* **AIM OF THE TASK**
What follows is a set of records; restate each one word for word and drop the pictures.

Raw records
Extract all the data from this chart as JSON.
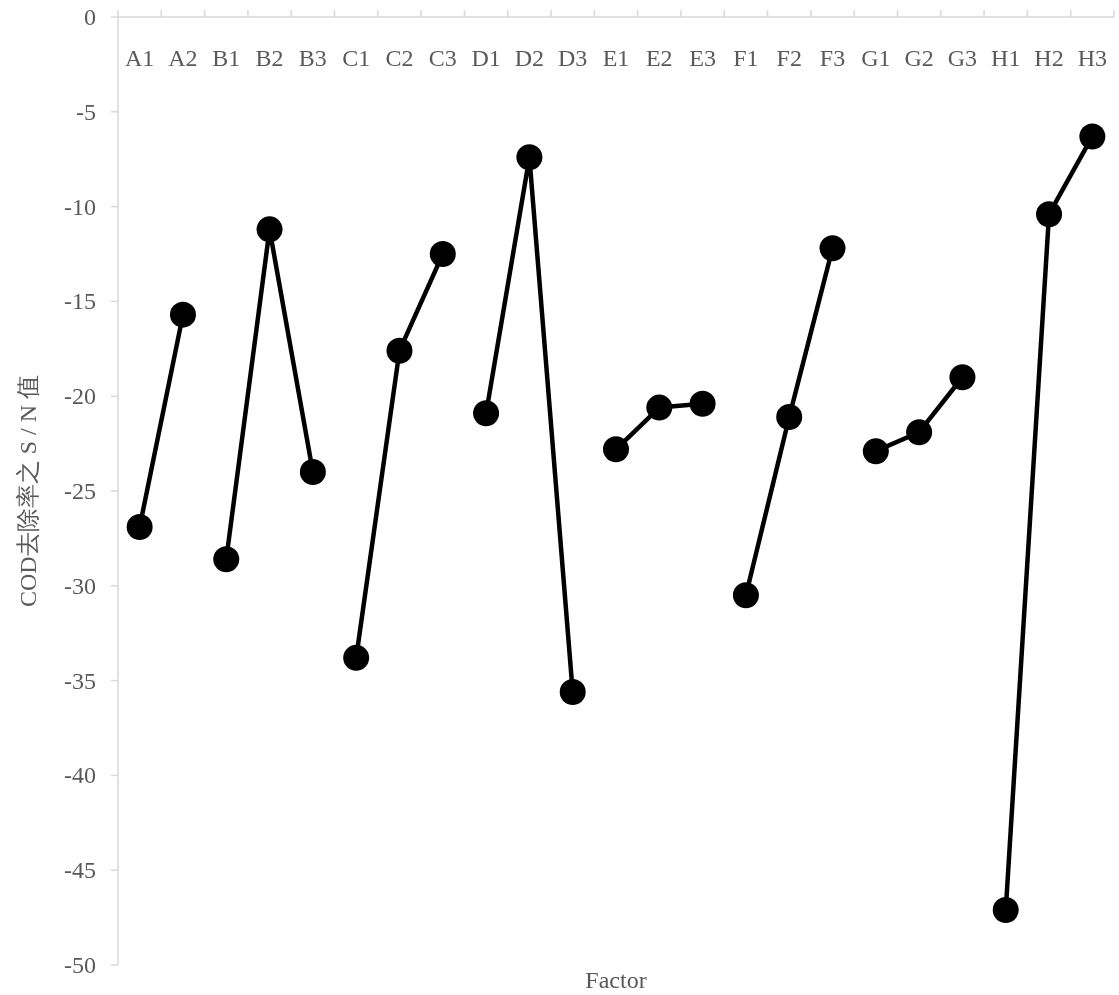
{
  "chart_data": {
    "type": "line",
    "xlabel": "Factor",
    "ylabel": "COD去除率之 S / N 值",
    "categories": [
      "A1",
      "A2",
      "B1",
      "B2",
      "B3",
      "C1",
      "C2",
      "C3",
      "D1",
      "D2",
      "D3",
      "E1",
      "E2",
      "E3",
      "F1",
      "F2",
      "F3",
      "G1",
      "G2",
      "G3",
      "H1",
      "H2",
      "H3"
    ],
    "ylim": [
      -50,
      0
    ],
    "yticks": [
      0,
      -5,
      -10,
      -15,
      -20,
      -25,
      -30,
      -35,
      -40,
      -45,
      -50
    ],
    "marker": "circle",
    "line_style": "solid",
    "series": [
      {
        "color": "#000000",
        "values": [
          -26.9,
          -15.7,
          null,
          null,
          null,
          null,
          null,
          null,
          null,
          null,
          null,
          null,
          null,
          null,
          null,
          null,
          null,
          null,
          null,
          null,
          null,
          null,
          null
        ]
      },
      {
        "color": "#000000",
        "values": [
          null,
          null,
          -28.6,
          -11.2,
          -24.0,
          null,
          null,
          null,
          null,
          null,
          null,
          null,
          null,
          null,
          null,
          null,
          null,
          null,
          null,
          null,
          null,
          null,
          null
        ]
      },
      {
        "color": "#000000",
        "values": [
          null,
          null,
          null,
          null,
          null,
          -33.8,
          -17.6,
          -12.5,
          null,
          null,
          null,
          null,
          null,
          null,
          null,
          null,
          null,
          null,
          null,
          null,
          null,
          null,
          null
        ]
      },
      {
        "color": "#000000",
        "values": [
          null,
          null,
          null,
          null,
          null,
          null,
          null,
          null,
          -20.9,
          -7.4,
          -35.6,
          null,
          null,
          null,
          null,
          null,
          null,
          null,
          null,
          null,
          null,
          null,
          null
        ]
      },
      {
        "color": "#000000",
        "values": [
          null,
          null,
          null,
          null,
          null,
          null,
          null,
          null,
          null,
          null,
          null,
          -22.8,
          -20.6,
          -20.4,
          null,
          null,
          null,
          null,
          null,
          null,
          null,
          null,
          null
        ]
      },
      {
        "color": "#000000",
        "values": [
          null,
          null,
          null,
          null,
          null,
          null,
          null,
          null,
          null,
          null,
          null,
          null,
          null,
          null,
          -30.5,
          -21.1,
          -12.2,
          null,
          null,
          null,
          null,
          null,
          null
        ]
      },
      {
        "color": "#000000",
        "values": [
          null,
          null,
          null,
          null,
          null,
          null,
          null,
          null,
          null,
          null,
          null,
          null,
          null,
          null,
          null,
          null,
          null,
          -22.9,
          -21.9,
          -19.0,
          null,
          null,
          null
        ]
      },
      {
        "color": "#000000",
        "values": [
          null,
          null,
          null,
          null,
          null,
          null,
          null,
          null,
          null,
          null,
          null,
          null,
          null,
          null,
          null,
          null,
          null,
          null,
          null,
          null,
          -47.1,
          -10.4,
          -6.3
        ]
      }
    ]
  }
}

* **THE OUTPUT**
Extract all the data from this chart as JSON.
{
  "chart_data": {
    "type": "line",
    "xlabel": "Factor",
    "ylabel": "COD去除率之 S / N 值",
    "categories": [
      "A1",
      "A2",
      "B1",
      "B2",
      "B3",
      "C1",
      "C2",
      "C3",
      "D1",
      "D2",
      "D3",
      "E1",
      "E2",
      "E3",
      "F1",
      "F2",
      "F3",
      "G1",
      "G2",
      "G3",
      "H1",
      "H2",
      "H3"
    ],
    "ylim": [
      -50,
      0
    ],
    "yticks": [
      0,
      -5,
      -10,
      -15,
      -20,
      -25,
      -30,
      -35,
      -40,
      -45,
      -50
    ],
    "marker": "circle",
    "line_style": "solid",
    "series": [
      {
        "color": "#000000",
        "values": [
          -26.9,
          -15.7,
          null,
          null,
          null,
          null,
          null,
          null,
          null,
          null,
          null,
          null,
          null,
          null,
          null,
          null,
          null,
          null,
          null,
          null,
          null,
          null,
          null
        ]
      },
      {
        "color": "#000000",
        "values": [
          null,
          null,
          -28.6,
          -11.2,
          -24.0,
          null,
          null,
          null,
          null,
          null,
          null,
          null,
          null,
          null,
          null,
          null,
          null,
          null,
          null,
          null,
          null,
          null,
          null
        ]
      },
      {
        "color": "#000000",
        "values": [
          null,
          null,
          null,
          null,
          null,
          -33.8,
          -17.6,
          -12.5,
          null,
          null,
          null,
          null,
          null,
          null,
          null,
          null,
          null,
          null,
          null,
          null,
          null,
          null,
          null
        ]
      },
      {
        "color": "#000000",
        "values": [
          null,
          null,
          null,
          null,
          null,
          null,
          null,
          null,
          -20.9,
          -7.4,
          -35.6,
          null,
          null,
          null,
          null,
          null,
          null,
          null,
          null,
          null,
          null,
          null,
          null
        ]
      },
      {
        "color": "#000000",
        "values": [
          null,
          null,
          null,
          null,
          null,
          null,
          null,
          null,
          null,
          null,
          null,
          -22.8,
          -20.6,
          -20.4,
          null,
          null,
          null,
          null,
          null,
          null,
          null,
          null,
          null
        ]
      },
      {
        "color": "#000000",
        "values": [
          null,
          null,
          null,
          null,
          null,
          null,
          null,
          null,
          null,
          null,
          null,
          null,
          null,
          null,
          -30.5,
          -21.1,
          -12.2,
          null,
          null,
          null,
          null,
          null,
          null
        ]
      },
      {
        "color": "#000000",
        "values": [
          null,
          null,
          null,
          null,
          null,
          null,
          null,
          null,
          null,
          null,
          null,
          null,
          null,
          null,
          null,
          null,
          null,
          -22.9,
          -21.9,
          -19.0,
          null,
          null,
          null
        ]
      },
      {
        "color": "#000000",
        "values": [
          null,
          null,
          null,
          null,
          null,
          null,
          null,
          null,
          null,
          null,
          null,
          null,
          null,
          null,
          null,
          null,
          null,
          null,
          null,
          null,
          -47.1,
          -10.4,
          -6.3
        ]
      }
    ]
  }
}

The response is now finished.